━━━ Supplied material

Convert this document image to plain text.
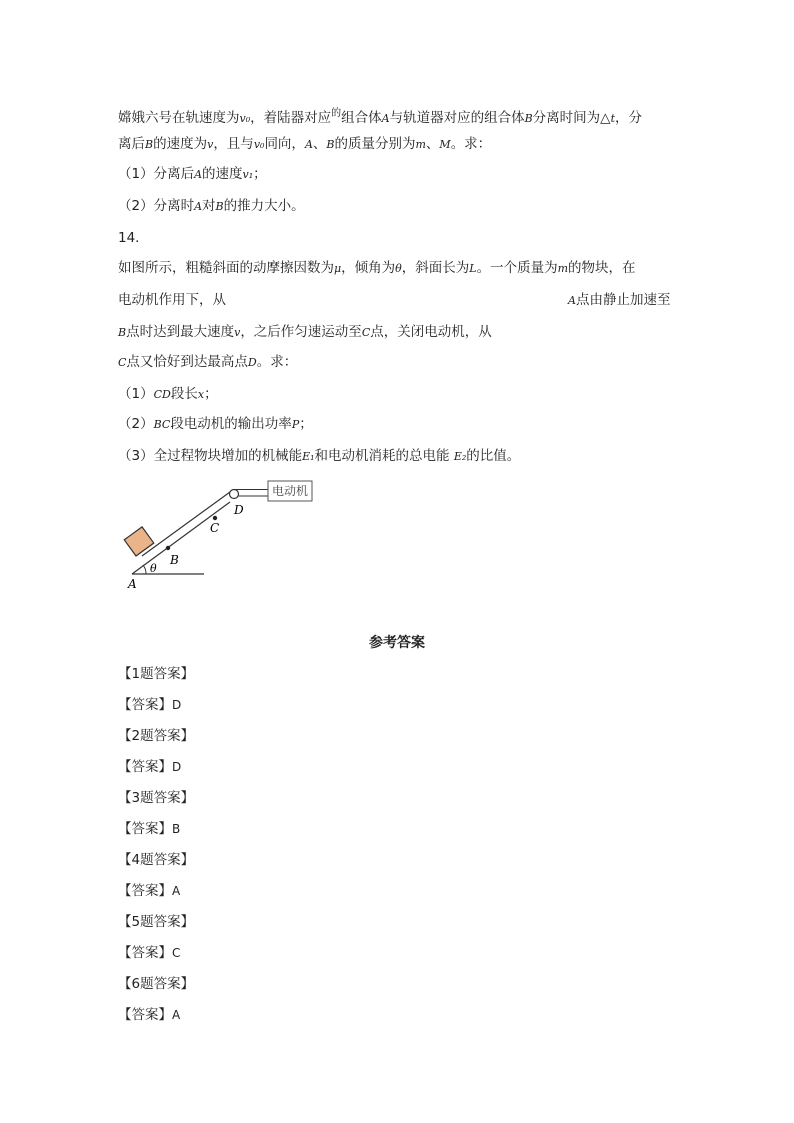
嫦娥六号在轨速度为v₀，着陆器对应$^的$组合体A与轨道器对应的组合体B分离时间为△t，分
离后B的速度为v，且与v₀同向，A、B的质量分别为m、M。求：
（1）分离后A的速度v₁；
（2）分离时A对B的推力大小。
14.
如图所示，粗糙斜面的动摩擦因数为μ，倾角为θ，斜面长为L。一个质量为m的物块，在
电动机作用下，从	A点由静止加速至
B点时达到最大速度v，之后作匀速运动至C点，关闭电动机，从
C点又恰好到达最高点D。求：
（1）CD段长x；
（2）BC段电动机的输出功率P；
（3）全过程物块增加的机械能E₁和电动机消耗的总电能 E₂的比值。
电动机
A
θ
B
C
D
参考答案
【1题答案】
【答案】D
【2题答案】
【答案】D
【3题答案】
【答案】B
【4题答案】
【答案】A
【5题答案】
【答案】C
【6题答案】
【答案】A
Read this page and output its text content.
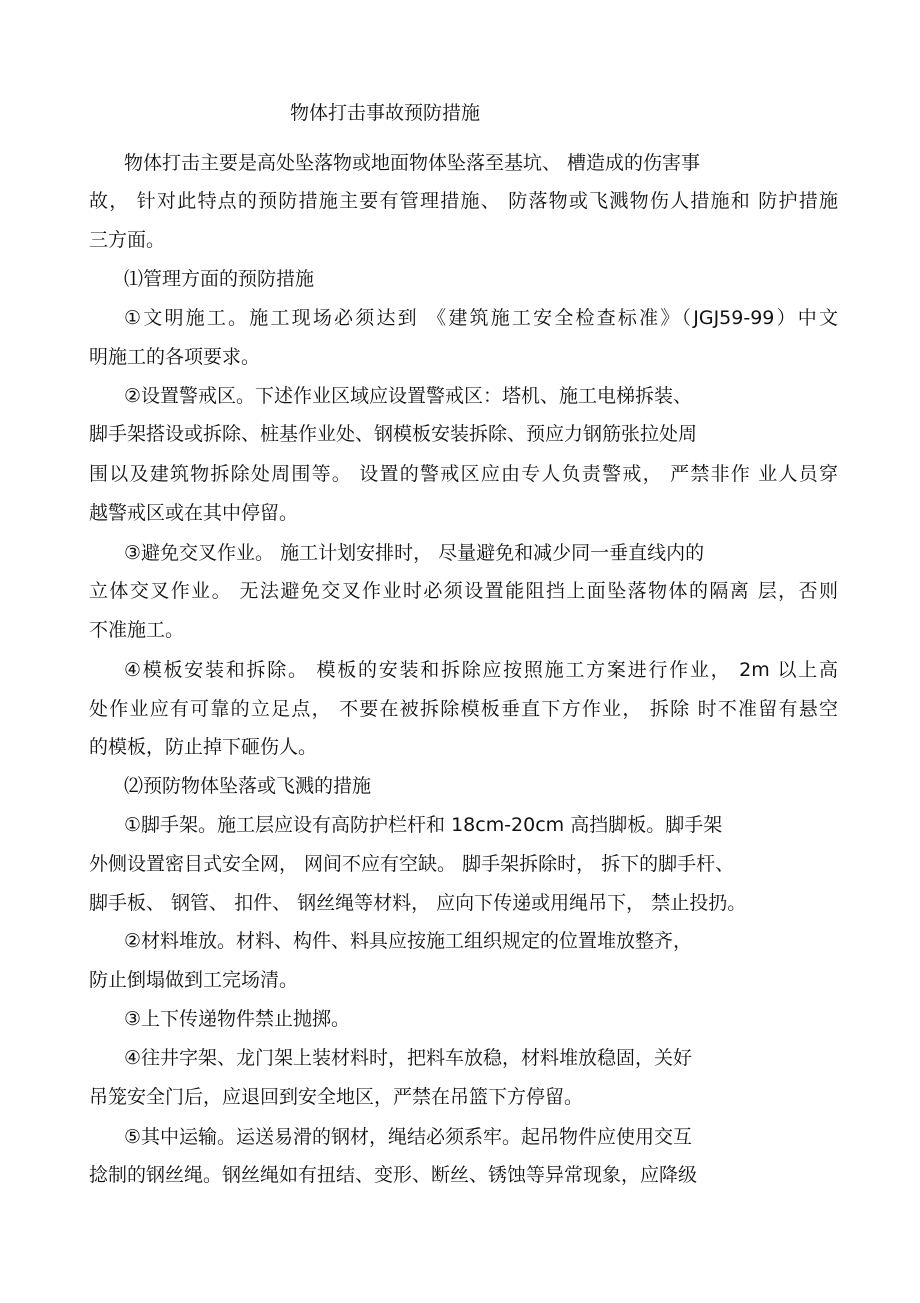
物体打击事故预防措施
物体打击主要是高处坠落物或地面物体坠落至基坑、 槽造成的伤害事
故， 针对此特点的预防措施主要有管理措施、 防落物或飞溅物伤人措施和 防护措施
三方面。
⑴管理方面的预防措施
①文明施工。施工现场必须达到 《建筑施工安全检查标准》（JGJ59-99）中文
明施工的各项要求。
②设置警戒区。下述作业区域应设置警戒区：塔机、施工电梯拆装、
脚手架搭设或拆除、桩基作业处、钢模板安装拆除、预应力钢筋张拉处周
围以及建筑物拆除处周围等。 设置的警戒区应由专人负责警戒， 严禁非作 业人员穿
越警戒区或在其中停留。
③避免交叉作业。 施工计划安排时， 尽量避免和减少同一垂直线内的
立体交叉作业。 无法避免交叉作业时必须设置能阻挡上面坠落物体的隔离 层，否则
不准施工。
④模板安装和拆除。 模板的安装和拆除应按照施工方案进行作业， 2m 以上高
处作业应有可靠的立足点， 不要在被拆除模板垂直下方作业， 拆除 时不准留有悬空
的模板，防止掉下砸伤人。
⑵预防物体坠落或飞溅的措施
①脚手架。施工层应设有高防护栏杆和 18cm-20cm 高挡脚板。脚手架
外侧设置密目式安全网， 网间不应有空缺。 脚手架拆除时， 拆下的脚手杆、
脚手板、 钢管、 扣件、 钢丝绳等材料， 应向下传递或用绳吊下， 禁止投扔。
②材料堆放。材料、构件、料具应按施工组织规定的位置堆放整齐，
防止倒塌做到工完场清。
③上下传递物件禁止抛掷。
④往井字架、龙门架上装材料时，把料车放稳，材料堆放稳固，关好
吊笼安全门后，应退回到安全地区，严禁在吊篮下方停留。
⑤其中运输。运送易滑的钢材，绳结必须系牢。起吊物件应使用交互
捻制的钢丝绳。钢丝绳如有扭结、变形、断丝、锈蚀等异常现象，应降级
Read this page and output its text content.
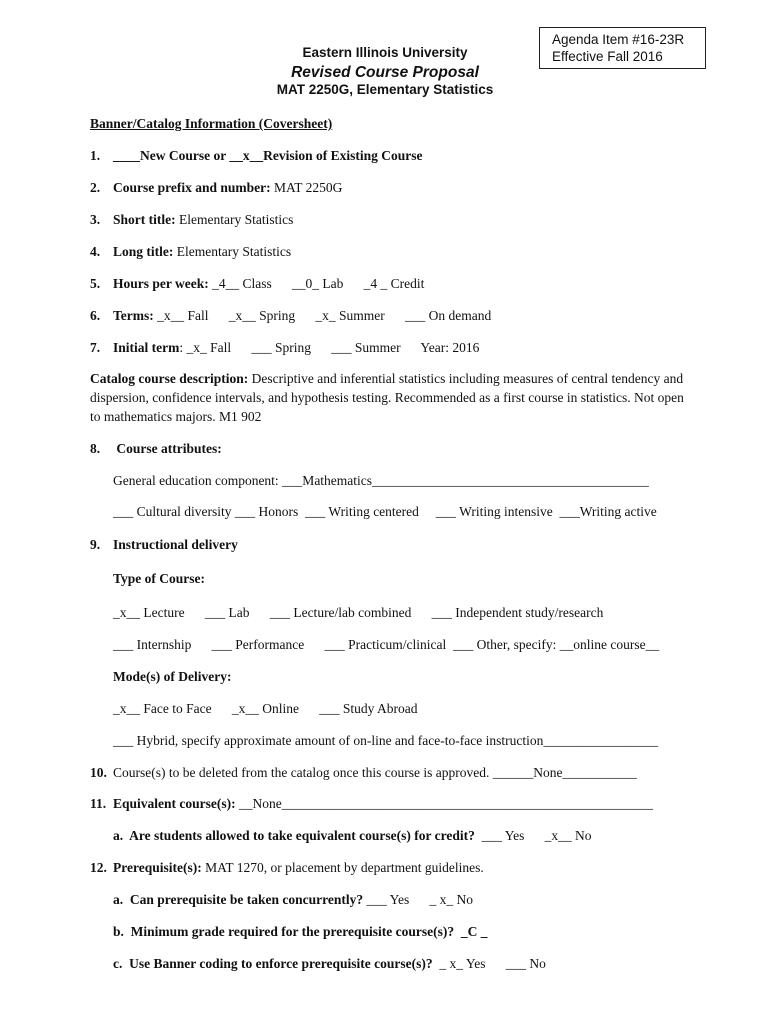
Agenda Item #16-23R
Effective Fall 2016
Eastern Illinois University
Revised Course Proposal
MAT 2250G, Elementary Statistics
Banner/Catalog Information (Coversheet)
1. ____New Course or __x__Revision of Existing Course
2. Course prefix and number: MAT 2250G
3. Short title: Elementary Statistics
4. Long title: Elementary Statistics
5. Hours per week: _4__ Class      __0_ Lab      _4 _ Credit
6. Terms: _x__ Fall      _x__ Spring      _x_ Summer      ___ On demand
7. Initial term: _x_ Fall      ___ Spring      ___ Summer      Year: 2016
Catalog course description: Descriptive and inferential statistics including measures of central tendency and dispersion, confidence intervals, and hypothesis testing. Recommended as a first course in statistics. Not open to mathematics majors. M1 902
8. Course attributes:
General education component: ___Mathematics_________________________________________
___ Cultural diversity ___ Honors  ___ Writing centered     ___ Writing intensive  ___Writing active
9. Instructional delivery
Type of Course:
_x__ Lecture      ___ Lab      ___ Lecture/lab combined      ___ Independent study/research
___ Internship      ___ Performance      ___ Practicum/clinical  ___ Other, specify: __online course__
Mode(s) of Delivery:
_x__ Face to Face      _x__ Online      ___ Study Abroad
___ Hybrid, specify approximate amount of on-line and face-to-face instruction_________________
10. Course(s) to be deleted from the catalog once this course is approved. ______None___________
11. Equivalent course(s): __None_______________________________________________________
a.  Are students allowed to take equivalent course(s) for credit?  ___ Yes      _x__ No
12. Prerequisite(s): MAT 1270, or placement by department guidelines.
a.  Can prerequisite be taken concurrently? ___ Yes      _ x_ No
b.  Minimum grade required for the prerequisite course(s)?  _C _
c.  Use Banner coding to enforce prerequisite course(s)?  _ x_ Yes      ___ No
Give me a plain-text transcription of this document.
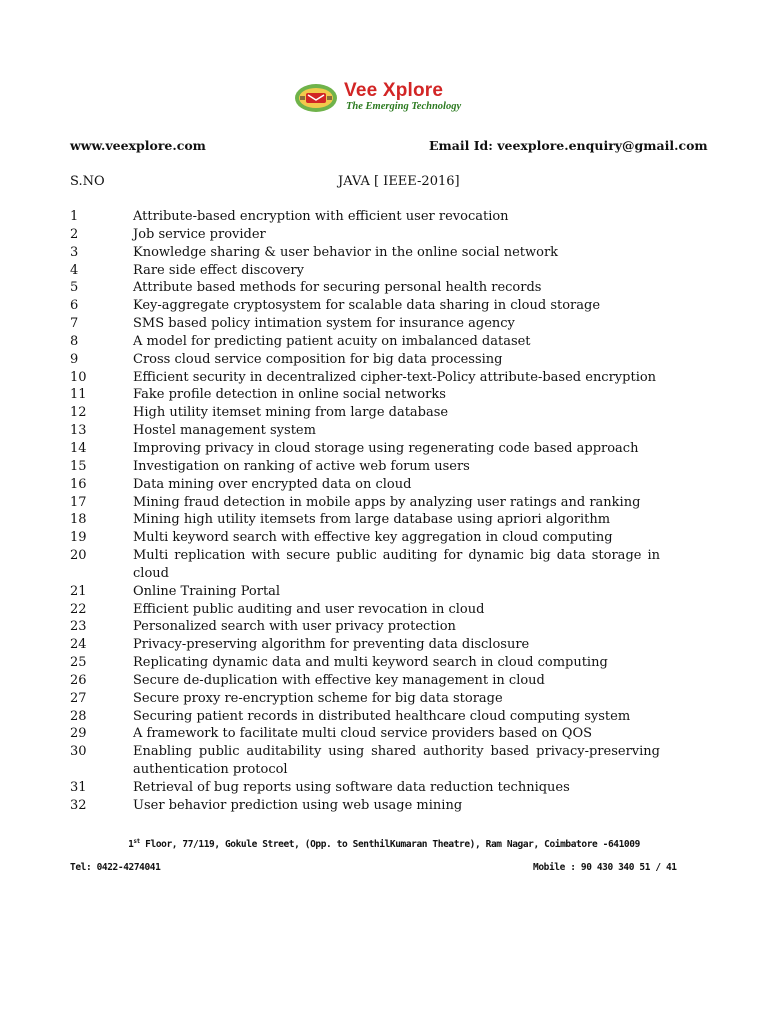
Vee Xplore
The Emerging Technology
www.veexplore.com	Email Id: veexplore.enquiry@gmail.com
S.NO	JAVA [ IEEE-2016]
1	Attribute-based encryption with efficient user revocation
2	Job service provider
3	Knowledge sharing & user behavior in the online social network
4	Rare side effect discovery
5	Attribute based methods for securing personal health records
6	Key-aggregate cryptosystem for scalable data sharing in cloud storage
7	SMS based policy intimation system for insurance agency
8	A model for predicting patient acuity on imbalanced dataset
9	Cross cloud service composition for big data processing
10	Efficient security in decentralized cipher-text-Policy attribute-based encryption
11	Fake profile detection in online social networks
12	High utility itemset mining from large database
13	Hostel management system
14	Improving privacy in cloud storage using regenerating code based approach
15	Investigation on ranking of active web forum users
16	Data mining over encrypted data on cloud
17	Mining fraud detection in mobile apps by analyzing user ratings and ranking
18	Mining high utility itemsets from large database using apriori algorithm
19	Multi keyword search with effective key aggregation in cloud computing
20	Multi replication with secure public auditing for dynamic big data storage in cloud
21	Online Training Portal
22	Efficient public auditing and user revocation in cloud
23	Personalized search with user privacy protection
24	Privacy-preserving algorithm for preventing data disclosure
25	Replicating dynamic data and multi keyword search in cloud computing
26	Secure de-duplication with effective key management in cloud
27	Secure proxy re-encryption scheme for big data storage
28	Securing patient records in distributed healthcare cloud computing system
29	A framework to facilitate multi cloud service providers based on QOS
30	Enabling public auditability using shared authority based privacy-preserving authentication protocol
31	Retrieval of bug reports using software data reduction techniques
32	User behavior prediction using web usage mining
1st Floor, 77/119, Gokule Street, (Opp. to SenthilKumaran Theatre), Ram Nagar, Coimbatore -641009
Tel: 0422-4274041	Mobile : 90 430 340 51 / 41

━━━━━━

Give back every line exactly as it stands, pictures excluded.

### Result:
Convert this document image to plain text.
嫦娥六号在轨速度为v₀，着陆器对应$^的$组合体A与轨道器对应的组合体B分离时间为△t，分
离后B的速度为v，且与v₀同向，A、B的质量分别为m、M。求：
（1）分离后A的速度v₁；
（2）分离时A对B的推力大小。
14.
如图所示，粗糙斜面的动摩擦因数为μ，倾角为θ，斜面长为L。一个质量为m的物块，在
电动机作用下，从	A点由静止加速至
B点时达到最大速度v，之后作匀速运动至C点，关闭电动机，从
C点又恰好到达最高点D。求：
（1）CD段长x；
（2）BC段电动机的输出功率P；
（3）全过程物块增加的机械能E₁和电动机消耗的总电能 E₂的比值。
电动机
A
θ
B
C
D
参考答案
【1题答案】
【答案】D
【2题答案】
【答案】D
【3题答案】
【答案】B
【4题答案】
【答案】A
【5题答案】
【答案】C
【6题答案】
【答案】A
Read this page and output its text content.
物体打击事故预防措施
物体打击主要是高处坠落物或地面物体坠落至基坑、 槽造成的伤害事
故， 针对此特点的预防措施主要有管理措施、 防落物或飞溅物伤人措施和 防护措施
三方面。
⑴管理方面的预防措施
①文明施工。施工现场必须达到 《建筑施工安全检查标准》（JGJ59-99）中文
明施工的各项要求。
②设置警戒区。下述作业区域应设置警戒区：塔机、施工电梯拆装、
脚手架搭设或拆除、桩基作业处、钢模板安装拆除、预应力钢筋张拉处周
围以及建筑物拆除处周围等。 设置的警戒区应由专人负责警戒， 严禁非作 业人员穿
越警戒区或在其中停留。
③避免交叉作业。 施工计划安排时， 尽量避免和减少同一垂直线内的
立体交叉作业。 无法避免交叉作业时必须设置能阻挡上面坠落物体的隔离 层，否则
不准施工。
④模板安装和拆除。 模板的安装和拆除应按照施工方案进行作业， 2m 以上高
处作业应有可靠的立足点， 不要在被拆除模板垂直下方作业， 拆除 时不准留有悬空
的模板，防止掉下砸伤人。
⑵预防物体坠落或飞溅的措施
①脚手架。施工层应设有高防护栏杆和 18cm-20cm 高挡脚板。脚手架
外侧设置密目式安全网， 网间不应有空缺。 脚手架拆除时， 拆下的脚手杆、
脚手板、 钢管、 扣件、 钢丝绳等材料， 应向下传递或用绳吊下， 禁止投扔。
②材料堆放。材料、构件、料具应按施工组织规定的位置堆放整齐，
防止倒塌做到工完场清。
③上下传递物件禁止抛掷。
④往井字架、龙门架上装材料时，把料车放稳，材料堆放稳固，关好
吊笼安全门后，应退回到安全地区，严禁在吊篮下方停留。
⑤其中运输。运送易滑的钢材，绳结必须系牢。起吊物件应使用交互
捻制的钢丝绳。钢丝绳如有扭结、变形、断丝、锈蚀等异常现象，应降级
Read this page and output its text content.
Agenda Item #16-23R
Effective Fall 2016
Eastern Illinois University
Revised Course Proposal
MAT 2250G, Elementary Statistics
Banner/Catalog Information (Coversheet)
1. ____New Course or __x__Revision of Existing Course
2. Course prefix and number: MAT 2250G
3. Short title: Elementary Statistics
4. Long title: Elementary Statistics
5. Hours per week: _4__ Class      __0_ Lab      _4 _ Credit
6. Terms: _x__ Fall      _x__ Spring      _x_ Summer      ___ On demand
7. Initial term: _x_ Fall      ___ Spring      ___ Summer      Year: 2016
Catalog course description: Descriptive and inferential statistics including measures of central tendency and dispersion, confidence intervals, and hypothesis testing. Recommended as a first course in statistics. Not open to mathematics majors. M1 902
8. Course attributes:
General education component: ___Mathematics_________________________________________
___ Cultural diversity ___ Honors  ___ Writing centered     ___ Writing intensive  ___Writing active
9. Instructional delivery
Type of Course:
_x__ Lecture      ___ Lab      ___ Lecture/lab combined      ___ Independent study/research
___ Internship      ___ Performance      ___ Practicum/clinical  ___ Other, specify: __online course__
Mode(s) of Delivery:
_x__ Face to Face      _x__ Online      ___ Study Abroad
___ Hybrid, specify approximate amount of on-line and face-to-face instruction_________________
10. Course(s) to be deleted from the catalog once this course is approved. ______None___________
11. Equivalent course(s): __None_______________________________________________________
a.  Are students allowed to take equivalent course(s) for credit?  ___ Yes      _x__ No
12. Prerequisite(s): MAT 1270, or placement by department guidelines.
a.  Can prerequisite be taken concurrently? ___ Yes      _ x_ No
b.  Minimum grade required for the prerequisite course(s)?  _C _
c.  Use Banner coding to enforce prerequisite course(s)?  _ x_ Yes      ___ No
Give me a plain-text transcription of this document.
Vee Xplore
The Emerging Technology
www.veexplore.com	Email Id: veexplore.enquiry@gmail.com
S.NO	JAVA [ IEEE-2016]
1	Attribute-based encryption with efficient user revocation
2	Job service provider
3	Knowledge sharing & user behavior in the online social network
4	Rare side effect discovery
5	Attribute based methods for securing personal health records
6	Key-aggregate cryptosystem for scalable data sharing in cloud storage
7	SMS based policy intimation system for insurance agency
8	A model for predicting patient acuity on imbalanced dataset
9	Cross cloud service composition for big data processing
10	Efficient security in decentralized cipher-text-Policy attribute-based encryption
11	Fake profile detection in online social networks
12	High utility itemset mining from large database
13	Hostel management system
14	Improving privacy in cloud storage using regenerating code based approach
15	Investigation on ranking of active web forum users
16	Data mining over encrypted data on cloud
17	Mining fraud detection in mobile apps by analyzing user ratings and ranking
18	Mining high utility itemsets from large database using apriori algorithm
19	Multi keyword search with effective key aggregation in cloud computing
20	Multi replication with secure public auditing for dynamic big data storage in cloud
21	Online Training Portal
22	Efficient public auditing and user revocation in cloud
23	Personalized search with user privacy protection
24	Privacy-preserving algorithm for preventing data disclosure
25	Replicating dynamic data and multi keyword search in cloud computing
26	Secure de-duplication with effective key management in cloud
27	Secure proxy re-encryption scheme for big data storage
28	Securing patient records in distributed healthcare cloud computing system
29	A framework to facilitate multi cloud service providers based on QOS
30	Enabling public auditability using shared authority based privacy-preserving authentication protocol
31	Retrieval of bug reports using software data reduction techniques
32	User behavior prediction using web usage mining
1st Floor, 77/119, Gokule Street, (Opp. to SenthilKumaran Theatre), Ram Nagar, Coimbatore -641009
Tel: 0422-4274041	Mobile : 90 430 340 51 / 41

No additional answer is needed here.